** begin Data for processing **

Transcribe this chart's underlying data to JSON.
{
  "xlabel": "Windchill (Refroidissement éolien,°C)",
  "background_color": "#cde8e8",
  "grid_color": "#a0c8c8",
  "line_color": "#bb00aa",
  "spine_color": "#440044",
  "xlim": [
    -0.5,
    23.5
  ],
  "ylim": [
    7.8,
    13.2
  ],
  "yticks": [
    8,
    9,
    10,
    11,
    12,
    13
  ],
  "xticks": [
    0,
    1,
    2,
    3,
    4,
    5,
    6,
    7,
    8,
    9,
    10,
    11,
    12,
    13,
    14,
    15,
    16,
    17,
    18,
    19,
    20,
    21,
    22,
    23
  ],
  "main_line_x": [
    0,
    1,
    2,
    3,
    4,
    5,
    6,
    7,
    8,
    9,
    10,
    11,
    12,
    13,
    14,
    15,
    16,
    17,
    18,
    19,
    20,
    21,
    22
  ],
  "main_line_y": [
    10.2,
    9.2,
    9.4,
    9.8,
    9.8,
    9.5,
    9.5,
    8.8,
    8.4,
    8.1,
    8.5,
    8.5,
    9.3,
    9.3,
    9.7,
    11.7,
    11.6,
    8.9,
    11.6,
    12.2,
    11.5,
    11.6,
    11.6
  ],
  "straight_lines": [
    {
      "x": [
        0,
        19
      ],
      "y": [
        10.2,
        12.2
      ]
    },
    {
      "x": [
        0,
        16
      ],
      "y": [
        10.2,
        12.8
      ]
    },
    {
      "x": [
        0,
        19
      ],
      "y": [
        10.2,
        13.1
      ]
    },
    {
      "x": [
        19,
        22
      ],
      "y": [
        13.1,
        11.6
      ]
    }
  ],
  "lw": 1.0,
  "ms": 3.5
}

** end Data for processing **

### Task statement
Please reproduce each line exactly as written.

### Correct answer
Transcribe this chart's underlying data to JSON.
{
  "xlabel": "Windchill (Refroidissement éolien,°C)",
  "background_color": "#cde8e8",
  "grid_color": "#a0c8c8",
  "line_color": "#bb00aa",
  "spine_color": "#440044",
  "xlim": [
    -0.5,
    23.5
  ],
  "ylim": [
    7.8,
    13.2
  ],
  "yticks": [
    8,
    9,
    10,
    11,
    12,
    13
  ],
  "xticks": [
    0,
    1,
    2,
    3,
    4,
    5,
    6,
    7,
    8,
    9,
    10,
    11,
    12,
    13,
    14,
    15,
    16,
    17,
    18,
    19,
    20,
    21,
    22,
    23
  ],
  "main_line_x": [
    0,
    1,
    2,
    3,
    4,
    5,
    6,
    7,
    8,
    9,
    10,
    11,
    12,
    13,
    14,
    15,
    16,
    17,
    18,
    19,
    20,
    21,
    22
  ],
  "main_line_y": [
    10.2,
    9.2,
    9.4,
    9.8,
    9.8,
    9.5,
    9.5,
    8.8,
    8.4,
    8.1,
    8.5,
    8.5,
    9.3,
    9.3,
    9.7,
    11.7,
    11.6,
    8.9,
    11.6,
    12.2,
    11.5,
    11.6,
    11.6
  ],
  "straight_lines": [
    {
      "x": [
        0,
        19
      ],
      "y": [
        10.2,
        12.2
      ]
    },
    {
      "x": [
        0,
        16
      ],
      "y": [
        10.2,
        12.8
      ]
    },
    {
      "x": [
        0,
        19
      ],
      "y": [
        10.2,
        13.1
      ]
    },
    {
      "x": [
        19,
        22
      ],
      "y": [
        13.1,
        11.6
      ]
    }
  ],
  "lw": 1.0,
  "ms": 3.5
}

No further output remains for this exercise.